### [SET TASK]
Each line of the data that includes the string "Output" is to be copied out.

### [GIVEN ENTRIES]

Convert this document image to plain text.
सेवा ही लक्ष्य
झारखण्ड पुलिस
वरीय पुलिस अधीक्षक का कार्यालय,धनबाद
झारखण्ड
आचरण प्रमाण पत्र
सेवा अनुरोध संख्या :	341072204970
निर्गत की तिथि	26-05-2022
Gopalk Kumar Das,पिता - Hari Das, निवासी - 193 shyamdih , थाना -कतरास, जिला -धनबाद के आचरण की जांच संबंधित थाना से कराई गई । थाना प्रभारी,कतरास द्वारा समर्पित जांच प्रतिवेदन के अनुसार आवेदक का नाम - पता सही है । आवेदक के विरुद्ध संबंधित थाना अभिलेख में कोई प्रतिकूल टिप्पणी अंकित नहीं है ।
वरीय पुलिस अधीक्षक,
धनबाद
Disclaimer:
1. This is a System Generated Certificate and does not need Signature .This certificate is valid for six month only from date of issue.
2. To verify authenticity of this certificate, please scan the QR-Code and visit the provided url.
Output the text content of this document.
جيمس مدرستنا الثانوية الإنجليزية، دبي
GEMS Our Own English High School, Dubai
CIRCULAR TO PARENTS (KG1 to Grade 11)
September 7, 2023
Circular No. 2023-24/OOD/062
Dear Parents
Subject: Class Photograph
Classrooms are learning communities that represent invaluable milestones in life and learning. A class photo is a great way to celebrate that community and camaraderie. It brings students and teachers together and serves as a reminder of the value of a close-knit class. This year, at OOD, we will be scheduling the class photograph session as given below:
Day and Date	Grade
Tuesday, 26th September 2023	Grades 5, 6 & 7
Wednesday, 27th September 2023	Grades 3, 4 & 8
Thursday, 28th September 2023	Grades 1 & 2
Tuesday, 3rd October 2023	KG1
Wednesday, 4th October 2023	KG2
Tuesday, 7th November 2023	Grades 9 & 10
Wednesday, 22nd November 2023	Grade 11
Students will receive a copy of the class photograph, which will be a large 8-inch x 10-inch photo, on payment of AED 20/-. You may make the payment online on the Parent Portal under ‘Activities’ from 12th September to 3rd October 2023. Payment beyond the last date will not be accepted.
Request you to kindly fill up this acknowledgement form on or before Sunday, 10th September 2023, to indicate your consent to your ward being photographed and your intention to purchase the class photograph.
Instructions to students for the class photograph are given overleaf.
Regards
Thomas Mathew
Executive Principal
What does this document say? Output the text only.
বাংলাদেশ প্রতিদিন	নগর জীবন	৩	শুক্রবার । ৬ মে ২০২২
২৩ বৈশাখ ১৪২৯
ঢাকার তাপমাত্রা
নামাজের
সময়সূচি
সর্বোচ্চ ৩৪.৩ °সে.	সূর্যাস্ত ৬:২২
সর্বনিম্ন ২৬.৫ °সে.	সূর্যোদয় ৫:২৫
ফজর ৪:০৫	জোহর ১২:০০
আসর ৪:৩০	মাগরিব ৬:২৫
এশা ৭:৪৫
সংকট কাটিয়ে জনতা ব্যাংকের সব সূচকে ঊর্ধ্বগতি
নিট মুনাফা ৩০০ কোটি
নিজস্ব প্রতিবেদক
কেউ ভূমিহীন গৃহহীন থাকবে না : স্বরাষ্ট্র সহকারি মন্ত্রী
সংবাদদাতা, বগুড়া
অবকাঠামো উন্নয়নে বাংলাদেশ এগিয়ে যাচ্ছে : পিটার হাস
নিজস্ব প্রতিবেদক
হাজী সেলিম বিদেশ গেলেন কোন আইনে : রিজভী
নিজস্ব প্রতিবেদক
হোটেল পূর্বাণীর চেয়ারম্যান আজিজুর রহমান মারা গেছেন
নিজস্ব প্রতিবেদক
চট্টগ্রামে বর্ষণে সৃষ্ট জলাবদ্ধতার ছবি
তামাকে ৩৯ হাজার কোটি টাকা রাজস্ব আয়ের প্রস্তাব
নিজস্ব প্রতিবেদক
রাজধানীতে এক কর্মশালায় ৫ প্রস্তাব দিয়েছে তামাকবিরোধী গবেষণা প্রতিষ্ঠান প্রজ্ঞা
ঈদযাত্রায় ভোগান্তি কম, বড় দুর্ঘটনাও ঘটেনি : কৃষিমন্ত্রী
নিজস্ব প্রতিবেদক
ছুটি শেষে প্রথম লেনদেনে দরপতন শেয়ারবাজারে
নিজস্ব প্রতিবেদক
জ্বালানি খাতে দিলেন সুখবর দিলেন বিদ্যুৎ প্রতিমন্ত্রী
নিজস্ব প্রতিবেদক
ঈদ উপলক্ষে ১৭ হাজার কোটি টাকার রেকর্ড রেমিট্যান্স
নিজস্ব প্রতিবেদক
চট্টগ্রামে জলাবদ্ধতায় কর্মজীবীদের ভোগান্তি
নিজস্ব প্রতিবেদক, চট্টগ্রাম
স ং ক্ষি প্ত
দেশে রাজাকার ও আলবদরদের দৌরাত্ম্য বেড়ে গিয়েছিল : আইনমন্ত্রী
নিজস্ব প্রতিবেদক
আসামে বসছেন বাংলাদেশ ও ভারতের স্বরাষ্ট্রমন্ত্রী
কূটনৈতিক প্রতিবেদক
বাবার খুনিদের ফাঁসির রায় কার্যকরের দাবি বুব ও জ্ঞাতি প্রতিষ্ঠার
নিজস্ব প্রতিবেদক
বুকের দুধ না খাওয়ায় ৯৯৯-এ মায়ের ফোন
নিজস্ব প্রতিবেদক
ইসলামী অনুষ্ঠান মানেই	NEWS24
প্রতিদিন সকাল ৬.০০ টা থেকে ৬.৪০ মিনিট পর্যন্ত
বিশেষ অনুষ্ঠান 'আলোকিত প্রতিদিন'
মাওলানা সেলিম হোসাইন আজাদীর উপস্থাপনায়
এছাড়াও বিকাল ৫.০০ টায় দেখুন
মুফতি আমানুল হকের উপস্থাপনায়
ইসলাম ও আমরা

### [ANSWER BELOW]
Output the text content of this document.
What does this document say? Output the text only.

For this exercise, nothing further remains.